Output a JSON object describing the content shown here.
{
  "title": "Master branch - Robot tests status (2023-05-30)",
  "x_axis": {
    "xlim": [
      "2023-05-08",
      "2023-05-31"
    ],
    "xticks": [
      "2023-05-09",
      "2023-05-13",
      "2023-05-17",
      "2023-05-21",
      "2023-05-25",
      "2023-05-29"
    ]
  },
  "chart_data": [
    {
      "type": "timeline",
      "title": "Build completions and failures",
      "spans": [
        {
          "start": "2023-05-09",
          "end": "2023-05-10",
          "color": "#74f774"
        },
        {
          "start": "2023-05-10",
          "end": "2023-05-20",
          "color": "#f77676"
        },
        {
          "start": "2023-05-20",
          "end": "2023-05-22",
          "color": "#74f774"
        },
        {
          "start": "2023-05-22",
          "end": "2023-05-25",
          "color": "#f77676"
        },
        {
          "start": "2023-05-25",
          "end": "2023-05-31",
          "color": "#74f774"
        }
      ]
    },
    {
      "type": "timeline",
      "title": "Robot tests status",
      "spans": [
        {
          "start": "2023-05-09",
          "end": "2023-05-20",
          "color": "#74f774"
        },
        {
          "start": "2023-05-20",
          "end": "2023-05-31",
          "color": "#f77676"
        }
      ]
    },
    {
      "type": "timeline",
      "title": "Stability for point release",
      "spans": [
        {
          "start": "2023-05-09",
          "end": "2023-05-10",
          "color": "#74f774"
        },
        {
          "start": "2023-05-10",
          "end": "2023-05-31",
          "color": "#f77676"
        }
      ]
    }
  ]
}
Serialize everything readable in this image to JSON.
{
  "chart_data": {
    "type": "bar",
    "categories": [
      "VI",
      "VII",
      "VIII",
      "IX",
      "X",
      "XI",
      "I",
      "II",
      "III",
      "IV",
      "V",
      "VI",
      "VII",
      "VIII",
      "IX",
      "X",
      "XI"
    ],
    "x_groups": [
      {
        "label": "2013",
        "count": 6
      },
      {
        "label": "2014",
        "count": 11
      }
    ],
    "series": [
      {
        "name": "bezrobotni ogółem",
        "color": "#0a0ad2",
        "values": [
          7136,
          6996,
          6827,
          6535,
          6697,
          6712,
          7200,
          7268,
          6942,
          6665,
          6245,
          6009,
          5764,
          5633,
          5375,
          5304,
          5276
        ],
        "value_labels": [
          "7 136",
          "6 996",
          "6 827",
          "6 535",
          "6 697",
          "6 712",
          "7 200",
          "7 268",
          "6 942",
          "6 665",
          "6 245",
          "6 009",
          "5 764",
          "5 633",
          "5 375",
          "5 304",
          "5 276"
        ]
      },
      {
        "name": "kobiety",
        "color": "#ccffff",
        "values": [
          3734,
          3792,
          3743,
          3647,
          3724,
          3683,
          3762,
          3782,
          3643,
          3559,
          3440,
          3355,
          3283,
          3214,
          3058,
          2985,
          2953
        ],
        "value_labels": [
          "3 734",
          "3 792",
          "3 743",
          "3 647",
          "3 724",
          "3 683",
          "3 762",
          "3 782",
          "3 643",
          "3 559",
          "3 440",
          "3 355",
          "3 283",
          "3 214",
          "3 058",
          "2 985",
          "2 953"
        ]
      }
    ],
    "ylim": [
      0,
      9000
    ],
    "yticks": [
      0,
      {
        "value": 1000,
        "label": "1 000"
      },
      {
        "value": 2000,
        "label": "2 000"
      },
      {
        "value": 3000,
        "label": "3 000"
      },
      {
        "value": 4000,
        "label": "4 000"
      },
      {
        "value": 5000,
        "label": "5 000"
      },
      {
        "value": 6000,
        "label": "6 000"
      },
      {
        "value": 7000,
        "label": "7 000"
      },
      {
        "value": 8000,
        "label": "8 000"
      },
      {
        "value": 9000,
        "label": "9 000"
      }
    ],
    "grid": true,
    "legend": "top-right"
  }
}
====
Set out the complete listing exactly as shown.

- **Task response**
Output a JSON object describing the content shown here.
{
  "title": "Master branch - Robot tests status (2023-05-30)",
  "x_axis": {
    "xlim": [
      "2023-05-08",
      "2023-05-31"
    ],
    "xticks": [
      "2023-05-09",
      "2023-05-13",
      "2023-05-17",
      "2023-05-21",
      "2023-05-25",
      "2023-05-29"
    ]
  },
  "chart_data": [
    {
      "type": "timeline",
      "title": "Build completions and failures",
      "spans": [
        {
          "start": "2023-05-09",
          "end": "2023-05-10",
          "color": "#74f774"
        },
        {
          "start": "2023-05-10",
          "end": "2023-05-20",
          "color": "#f77676"
        },
        {
          "start": "2023-05-20",
          "end": "2023-05-22",
          "color": "#74f774"
        },
        {
          "start": "2023-05-22",
          "end": "2023-05-25",
          "color": "#f77676"
        },
        {
          "start": "2023-05-25",
          "end": "2023-05-31",
          "color": "#74f774"
        }
      ]
    },
    {
      "type": "timeline",
      "title": "Robot tests status",
      "spans": [
        {
          "start": "2023-05-09",
          "end": "2023-05-20",
          "color": "#74f774"
        },
        {
          "start": "2023-05-20",
          "end": "2023-05-31",
          "color": "#f77676"
        }
      ]
    },
    {
      "type": "timeline",
      "title": "Stability for point release",
      "spans": [
        {
          "start": "2023-05-09",
          "end": "2023-05-10",
          "color": "#74f774"
        },
        {
          "start": "2023-05-10",
          "end": "2023-05-31",
          "color": "#f77676"
        }
      ]
    }
  ]
}
Serialize everything readable in this image to JSON.
{
  "chart_data": {
    "type": "bar",
    "categories": [
      "VI",
      "VII",
      "VIII",
      "IX",
      "X",
      "XI",
      "I",
      "II",
      "III",
      "IV",
      "V",
      "VI",
      "VII",
      "VIII",
      "IX",
      "X",
      "XI"
    ],
    "x_groups": [
      {
        "label": "2013",
        "count": 6
      },
      {
        "label": "2014",
        "count": 11
      }
    ],
    "series": [
      {
        "name": "bezrobotni ogółem",
        "color": "#0a0ad2",
        "values": [
          7136,
          6996,
          6827,
          6535,
          6697,
          6712,
          7200,
          7268,
          6942,
          6665,
          6245,
          6009,
          5764,
          5633,
          5375,
          5304,
          5276
        ],
        "value_labels": [
          "7 136",
          "6 996",
          "6 827",
          "6 535",
          "6 697",
          "6 712",
          "7 200",
          "7 268",
          "6 942",
          "6 665",
          "6 245",
          "6 009",
          "5 764",
          "5 633",
          "5 375",
          "5 304",
          "5 276"
        ]
      },
      {
        "name": "kobiety",
        "color": "#ccffff",
        "values": [
          3734,
          3792,
          3743,
          3647,
          3724,
          3683,
          3762,
          3782,
          3643,
          3559,
          3440,
          3355,
          3283,
          3214,
          3058,
          2985,
          2953
        ],
        "value_labels": [
          "3 734",
          "3 792",
          "3 743",
          "3 647",
          "3 724",
          "3 683",
          "3 762",
          "3 782",
          "3 643",
          "3 559",
          "3 440",
          "3 355",
          "3 283",
          "3 214",
          "3 058",
          "2 985",
          "2 953"
        ]
      }
    ],
    "ylim": [
      0,
      9000
    ],
    "yticks": [
      0,
      {
        "value": 1000,
        "label": "1 000"
      },
      {
        "value": 2000,
        "label": "2 000"
      },
      {
        "value": 3000,
        "label": "3 000"
      },
      {
        "value": 4000,
        "label": "4 000"
      },
      {
        "value": 5000,
        "label": "5 000"
      },
      {
        "value": 6000,
        "label": "6 000"
      },
      {
        "value": 7000,
        "label": "7 000"
      },
      {
        "value": 8000,
        "label": "8 000"
      },
      {
        "value": 9000,
        "label": "9 000"
      }
    ],
    "grid": true,
    "legend": "top-right"
  }
}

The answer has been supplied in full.